__Directive__.
Report the number of lines in the entries below that include the word "Almanac", and nothing else.

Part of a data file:
(begin)
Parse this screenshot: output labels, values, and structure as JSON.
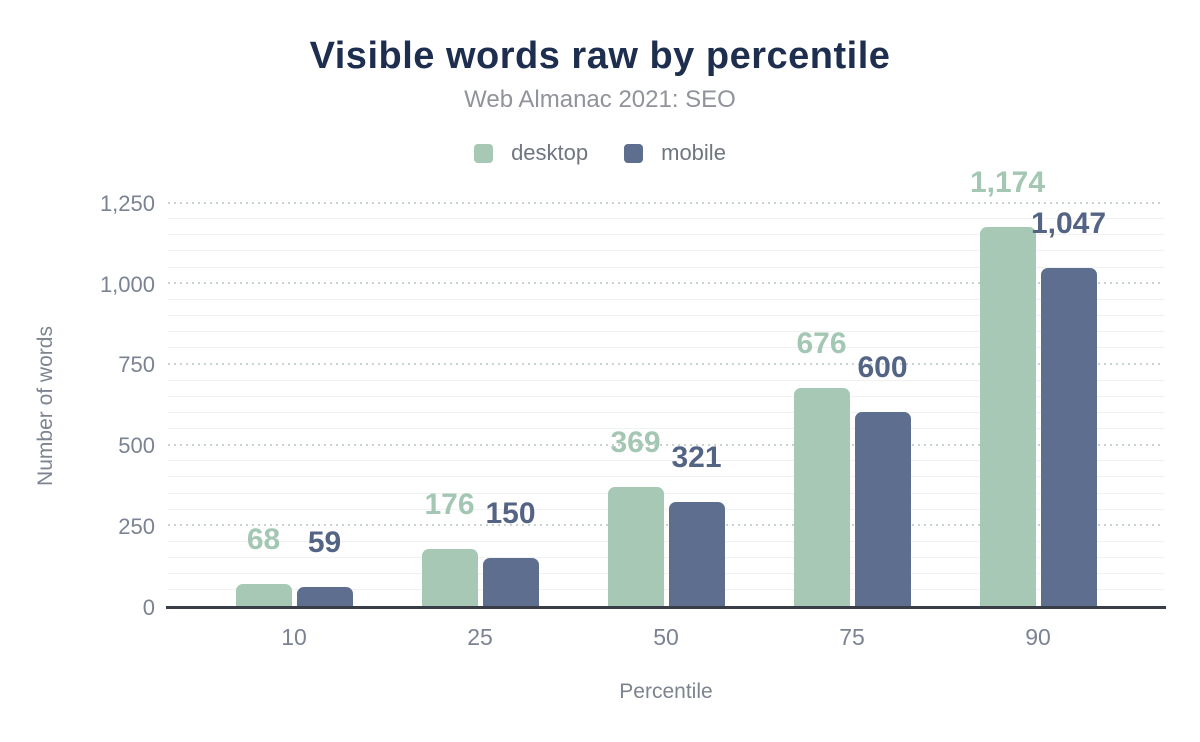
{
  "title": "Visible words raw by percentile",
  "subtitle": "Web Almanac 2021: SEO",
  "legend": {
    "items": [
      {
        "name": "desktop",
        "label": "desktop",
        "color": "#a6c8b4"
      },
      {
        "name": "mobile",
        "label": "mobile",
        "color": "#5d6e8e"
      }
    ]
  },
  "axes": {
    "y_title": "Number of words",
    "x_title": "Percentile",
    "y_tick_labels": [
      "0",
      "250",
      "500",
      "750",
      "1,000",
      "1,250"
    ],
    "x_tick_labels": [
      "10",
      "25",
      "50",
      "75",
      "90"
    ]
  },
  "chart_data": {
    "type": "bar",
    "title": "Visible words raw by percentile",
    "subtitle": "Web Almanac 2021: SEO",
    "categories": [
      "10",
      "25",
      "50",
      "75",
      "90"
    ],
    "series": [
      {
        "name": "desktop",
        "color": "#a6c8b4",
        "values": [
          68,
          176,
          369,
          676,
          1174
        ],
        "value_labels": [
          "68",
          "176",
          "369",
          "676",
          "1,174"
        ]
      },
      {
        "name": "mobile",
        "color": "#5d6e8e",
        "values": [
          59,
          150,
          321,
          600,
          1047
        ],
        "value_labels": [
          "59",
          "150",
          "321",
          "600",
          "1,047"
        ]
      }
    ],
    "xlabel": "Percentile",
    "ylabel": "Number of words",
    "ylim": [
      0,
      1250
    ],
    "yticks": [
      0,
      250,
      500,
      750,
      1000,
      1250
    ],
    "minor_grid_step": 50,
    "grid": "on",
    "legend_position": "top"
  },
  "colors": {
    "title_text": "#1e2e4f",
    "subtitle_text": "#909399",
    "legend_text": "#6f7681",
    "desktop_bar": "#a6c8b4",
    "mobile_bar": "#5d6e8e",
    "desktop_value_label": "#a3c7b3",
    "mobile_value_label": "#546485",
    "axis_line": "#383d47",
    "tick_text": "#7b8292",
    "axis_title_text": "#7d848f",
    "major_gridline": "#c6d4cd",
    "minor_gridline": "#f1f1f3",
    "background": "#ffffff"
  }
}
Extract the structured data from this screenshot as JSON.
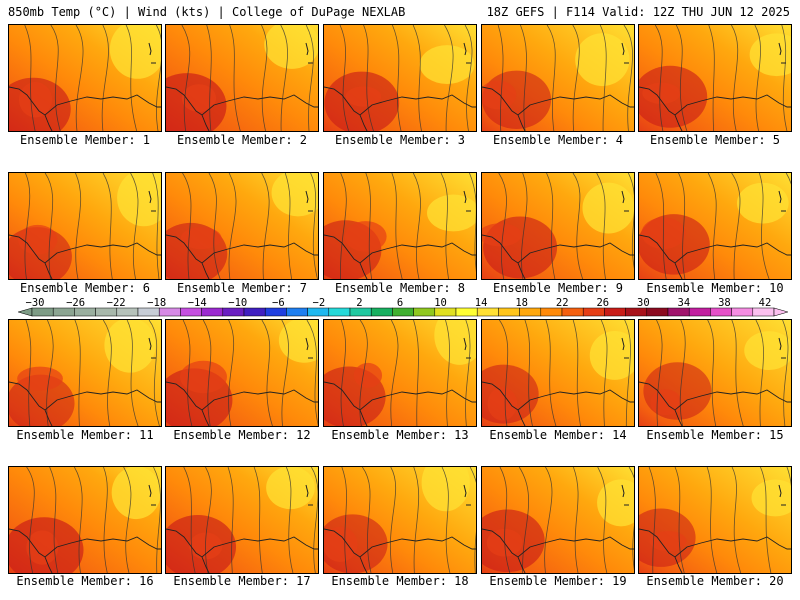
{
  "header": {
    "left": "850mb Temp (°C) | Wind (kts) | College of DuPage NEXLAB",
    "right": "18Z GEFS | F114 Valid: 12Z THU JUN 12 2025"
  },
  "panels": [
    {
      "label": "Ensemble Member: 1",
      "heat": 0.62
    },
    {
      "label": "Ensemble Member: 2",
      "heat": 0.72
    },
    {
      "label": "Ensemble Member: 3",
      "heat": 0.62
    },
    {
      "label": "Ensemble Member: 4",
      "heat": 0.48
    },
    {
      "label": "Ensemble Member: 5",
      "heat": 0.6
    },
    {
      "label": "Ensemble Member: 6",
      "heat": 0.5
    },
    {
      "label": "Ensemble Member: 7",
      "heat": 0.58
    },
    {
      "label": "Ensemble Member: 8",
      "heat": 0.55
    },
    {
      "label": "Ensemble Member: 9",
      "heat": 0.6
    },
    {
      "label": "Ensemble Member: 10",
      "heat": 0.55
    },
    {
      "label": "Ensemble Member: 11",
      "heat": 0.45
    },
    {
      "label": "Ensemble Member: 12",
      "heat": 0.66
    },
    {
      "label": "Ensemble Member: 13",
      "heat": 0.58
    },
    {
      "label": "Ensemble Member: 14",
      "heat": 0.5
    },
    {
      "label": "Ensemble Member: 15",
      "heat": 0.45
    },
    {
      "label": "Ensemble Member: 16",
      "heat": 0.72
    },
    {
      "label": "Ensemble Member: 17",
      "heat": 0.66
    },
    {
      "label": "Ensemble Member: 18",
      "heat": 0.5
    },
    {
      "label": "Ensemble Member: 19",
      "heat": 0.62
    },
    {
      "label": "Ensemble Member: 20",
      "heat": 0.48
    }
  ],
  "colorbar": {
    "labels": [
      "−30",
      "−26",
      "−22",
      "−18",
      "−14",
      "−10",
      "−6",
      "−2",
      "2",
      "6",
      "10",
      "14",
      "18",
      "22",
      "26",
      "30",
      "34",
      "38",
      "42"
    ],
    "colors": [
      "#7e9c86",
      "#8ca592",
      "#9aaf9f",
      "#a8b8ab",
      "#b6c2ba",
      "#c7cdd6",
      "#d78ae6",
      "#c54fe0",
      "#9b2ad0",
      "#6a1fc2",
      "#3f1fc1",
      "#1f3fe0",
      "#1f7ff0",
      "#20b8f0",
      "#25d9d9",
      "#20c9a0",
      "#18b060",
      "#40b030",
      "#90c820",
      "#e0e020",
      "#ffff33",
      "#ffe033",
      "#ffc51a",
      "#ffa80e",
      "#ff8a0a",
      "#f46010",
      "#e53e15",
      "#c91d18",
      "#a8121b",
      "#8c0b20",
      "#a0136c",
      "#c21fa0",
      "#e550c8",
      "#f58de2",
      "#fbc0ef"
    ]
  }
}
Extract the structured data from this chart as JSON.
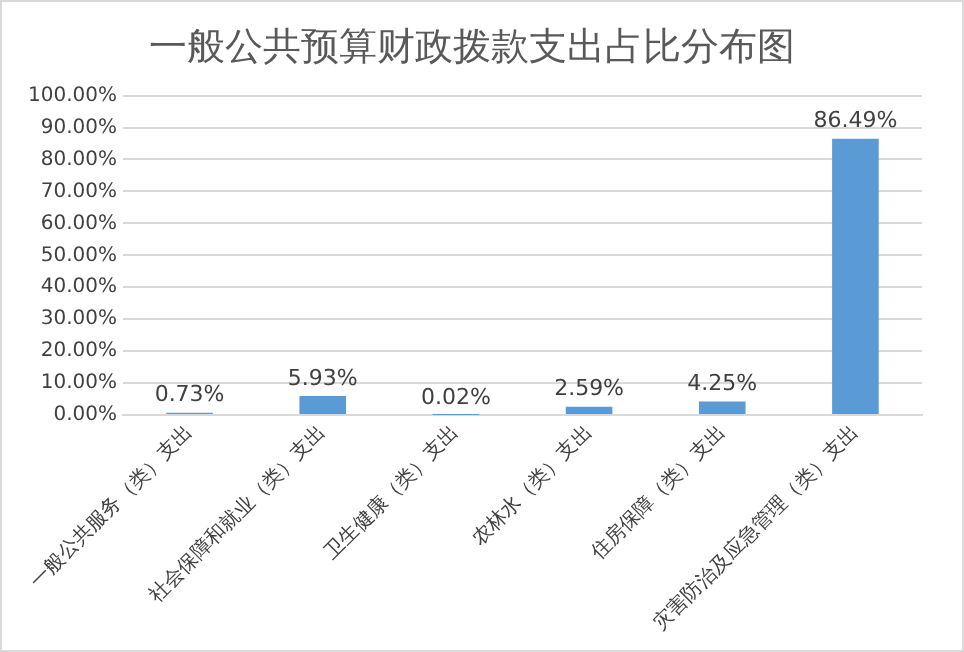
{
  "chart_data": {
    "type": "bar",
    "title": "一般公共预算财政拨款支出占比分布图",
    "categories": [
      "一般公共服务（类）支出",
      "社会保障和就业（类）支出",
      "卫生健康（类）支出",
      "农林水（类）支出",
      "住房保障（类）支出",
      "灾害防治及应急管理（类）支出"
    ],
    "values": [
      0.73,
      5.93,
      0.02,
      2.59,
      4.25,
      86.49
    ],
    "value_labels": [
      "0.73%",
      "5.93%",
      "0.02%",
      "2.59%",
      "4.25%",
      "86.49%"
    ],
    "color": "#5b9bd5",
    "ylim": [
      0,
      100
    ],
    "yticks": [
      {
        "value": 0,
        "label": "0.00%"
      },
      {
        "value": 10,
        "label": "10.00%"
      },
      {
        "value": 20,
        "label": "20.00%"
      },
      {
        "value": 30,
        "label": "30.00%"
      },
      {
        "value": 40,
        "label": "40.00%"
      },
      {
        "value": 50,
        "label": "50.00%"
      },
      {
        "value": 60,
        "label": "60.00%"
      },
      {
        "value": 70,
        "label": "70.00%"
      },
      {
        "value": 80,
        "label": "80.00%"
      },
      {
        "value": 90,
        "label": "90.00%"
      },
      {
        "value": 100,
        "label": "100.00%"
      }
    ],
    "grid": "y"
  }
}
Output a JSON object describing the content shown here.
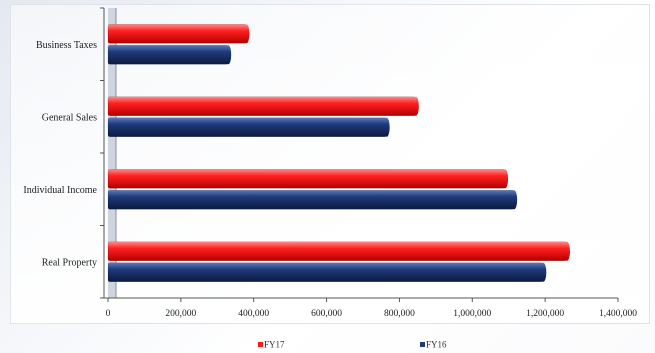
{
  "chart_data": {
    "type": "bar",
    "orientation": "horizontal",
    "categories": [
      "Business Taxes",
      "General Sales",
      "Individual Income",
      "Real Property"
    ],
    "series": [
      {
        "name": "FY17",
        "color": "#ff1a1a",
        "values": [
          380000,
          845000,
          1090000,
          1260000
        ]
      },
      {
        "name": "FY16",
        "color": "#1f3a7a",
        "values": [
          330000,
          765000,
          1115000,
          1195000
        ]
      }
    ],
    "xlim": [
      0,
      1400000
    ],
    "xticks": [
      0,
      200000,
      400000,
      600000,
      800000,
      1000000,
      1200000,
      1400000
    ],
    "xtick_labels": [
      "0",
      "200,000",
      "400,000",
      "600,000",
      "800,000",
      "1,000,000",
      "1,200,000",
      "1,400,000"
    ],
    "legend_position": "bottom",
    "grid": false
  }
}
(end)
__Full output__.
2